** Prompt **
Go through the lines below. Copy those with "document".

** Extracted data **
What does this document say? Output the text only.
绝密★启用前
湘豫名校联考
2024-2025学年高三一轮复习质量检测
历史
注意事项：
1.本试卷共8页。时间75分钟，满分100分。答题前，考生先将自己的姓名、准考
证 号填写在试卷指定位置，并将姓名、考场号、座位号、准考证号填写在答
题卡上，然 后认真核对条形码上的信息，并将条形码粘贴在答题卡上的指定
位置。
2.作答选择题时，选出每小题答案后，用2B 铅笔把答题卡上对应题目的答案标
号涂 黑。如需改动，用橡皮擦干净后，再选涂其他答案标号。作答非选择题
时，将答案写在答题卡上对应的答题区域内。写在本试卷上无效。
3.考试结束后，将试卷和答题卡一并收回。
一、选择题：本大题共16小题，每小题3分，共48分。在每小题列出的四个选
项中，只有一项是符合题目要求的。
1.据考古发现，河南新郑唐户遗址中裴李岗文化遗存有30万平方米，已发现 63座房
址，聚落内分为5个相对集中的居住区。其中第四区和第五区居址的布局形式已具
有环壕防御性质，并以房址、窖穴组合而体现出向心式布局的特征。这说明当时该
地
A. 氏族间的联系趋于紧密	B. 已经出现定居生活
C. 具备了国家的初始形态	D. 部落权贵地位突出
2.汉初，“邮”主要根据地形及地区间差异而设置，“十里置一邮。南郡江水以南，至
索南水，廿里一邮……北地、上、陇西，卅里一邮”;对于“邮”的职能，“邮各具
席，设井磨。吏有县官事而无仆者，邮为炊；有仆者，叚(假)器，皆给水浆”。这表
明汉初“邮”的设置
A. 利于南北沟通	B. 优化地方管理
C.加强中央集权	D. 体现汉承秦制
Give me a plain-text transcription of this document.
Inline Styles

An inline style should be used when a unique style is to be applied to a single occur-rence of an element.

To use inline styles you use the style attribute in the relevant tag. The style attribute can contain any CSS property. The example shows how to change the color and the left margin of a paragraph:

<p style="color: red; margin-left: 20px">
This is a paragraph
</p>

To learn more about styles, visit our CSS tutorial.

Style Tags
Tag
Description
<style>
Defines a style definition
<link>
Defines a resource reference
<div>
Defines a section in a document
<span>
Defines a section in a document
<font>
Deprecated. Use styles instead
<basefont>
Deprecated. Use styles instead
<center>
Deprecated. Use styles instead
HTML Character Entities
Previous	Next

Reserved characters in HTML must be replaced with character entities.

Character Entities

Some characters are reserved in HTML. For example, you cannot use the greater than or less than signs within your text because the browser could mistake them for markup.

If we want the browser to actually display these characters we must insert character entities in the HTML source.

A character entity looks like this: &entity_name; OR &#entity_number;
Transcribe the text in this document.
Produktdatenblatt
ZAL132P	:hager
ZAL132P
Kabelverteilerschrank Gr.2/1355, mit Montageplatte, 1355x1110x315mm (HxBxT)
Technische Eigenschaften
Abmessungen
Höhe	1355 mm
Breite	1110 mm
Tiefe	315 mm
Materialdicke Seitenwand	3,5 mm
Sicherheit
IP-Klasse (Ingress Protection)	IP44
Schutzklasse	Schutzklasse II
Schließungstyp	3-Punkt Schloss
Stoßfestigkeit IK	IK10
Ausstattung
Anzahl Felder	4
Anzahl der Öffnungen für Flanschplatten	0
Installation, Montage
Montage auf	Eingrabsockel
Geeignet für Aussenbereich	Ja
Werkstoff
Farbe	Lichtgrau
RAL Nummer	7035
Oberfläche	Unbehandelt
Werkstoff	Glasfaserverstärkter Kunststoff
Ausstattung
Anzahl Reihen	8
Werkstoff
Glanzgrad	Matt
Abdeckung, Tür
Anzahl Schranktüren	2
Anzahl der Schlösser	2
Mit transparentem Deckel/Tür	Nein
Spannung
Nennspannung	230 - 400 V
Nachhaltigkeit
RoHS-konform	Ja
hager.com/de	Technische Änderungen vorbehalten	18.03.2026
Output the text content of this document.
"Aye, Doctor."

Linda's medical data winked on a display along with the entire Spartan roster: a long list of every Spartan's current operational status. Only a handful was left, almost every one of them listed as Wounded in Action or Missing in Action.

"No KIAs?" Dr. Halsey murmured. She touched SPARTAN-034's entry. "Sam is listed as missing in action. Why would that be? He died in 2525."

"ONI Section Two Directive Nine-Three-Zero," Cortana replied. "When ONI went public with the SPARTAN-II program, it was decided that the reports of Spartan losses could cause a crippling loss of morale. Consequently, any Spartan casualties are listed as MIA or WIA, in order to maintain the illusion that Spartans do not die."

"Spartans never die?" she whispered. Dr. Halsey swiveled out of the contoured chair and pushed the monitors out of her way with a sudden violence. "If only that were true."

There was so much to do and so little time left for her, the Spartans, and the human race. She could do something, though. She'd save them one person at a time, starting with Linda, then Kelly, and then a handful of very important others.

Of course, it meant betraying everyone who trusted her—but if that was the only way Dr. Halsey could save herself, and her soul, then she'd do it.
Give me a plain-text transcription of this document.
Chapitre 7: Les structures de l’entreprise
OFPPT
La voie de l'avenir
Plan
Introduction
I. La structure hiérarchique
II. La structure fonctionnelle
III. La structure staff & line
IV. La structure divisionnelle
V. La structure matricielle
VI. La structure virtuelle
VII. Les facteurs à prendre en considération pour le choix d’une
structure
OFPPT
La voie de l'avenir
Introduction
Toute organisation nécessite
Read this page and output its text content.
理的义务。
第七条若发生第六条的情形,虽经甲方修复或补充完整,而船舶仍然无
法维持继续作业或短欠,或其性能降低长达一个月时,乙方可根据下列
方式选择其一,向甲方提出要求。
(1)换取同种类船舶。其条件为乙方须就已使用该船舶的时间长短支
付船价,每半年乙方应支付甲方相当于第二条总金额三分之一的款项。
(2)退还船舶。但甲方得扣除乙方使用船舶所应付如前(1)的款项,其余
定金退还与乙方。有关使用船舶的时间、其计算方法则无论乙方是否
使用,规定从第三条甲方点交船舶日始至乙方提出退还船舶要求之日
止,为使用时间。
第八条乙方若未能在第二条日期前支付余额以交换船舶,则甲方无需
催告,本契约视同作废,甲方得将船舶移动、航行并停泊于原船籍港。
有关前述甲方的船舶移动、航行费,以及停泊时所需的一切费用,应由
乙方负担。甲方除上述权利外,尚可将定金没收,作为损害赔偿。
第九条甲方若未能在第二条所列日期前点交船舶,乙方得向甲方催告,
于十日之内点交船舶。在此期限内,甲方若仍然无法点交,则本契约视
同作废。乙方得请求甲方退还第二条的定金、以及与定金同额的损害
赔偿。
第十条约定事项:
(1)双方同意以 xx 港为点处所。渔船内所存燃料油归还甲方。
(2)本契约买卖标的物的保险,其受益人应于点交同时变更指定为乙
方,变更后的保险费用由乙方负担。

** Finished exercise **
What does this document say? Output the text only.
Give me a plain-text transcription of this document.
Defines a section in a document
Defines a section in a document
Transcribe the text in this document.
Output the text content of this document.
Give me a plain-text transcription of this document.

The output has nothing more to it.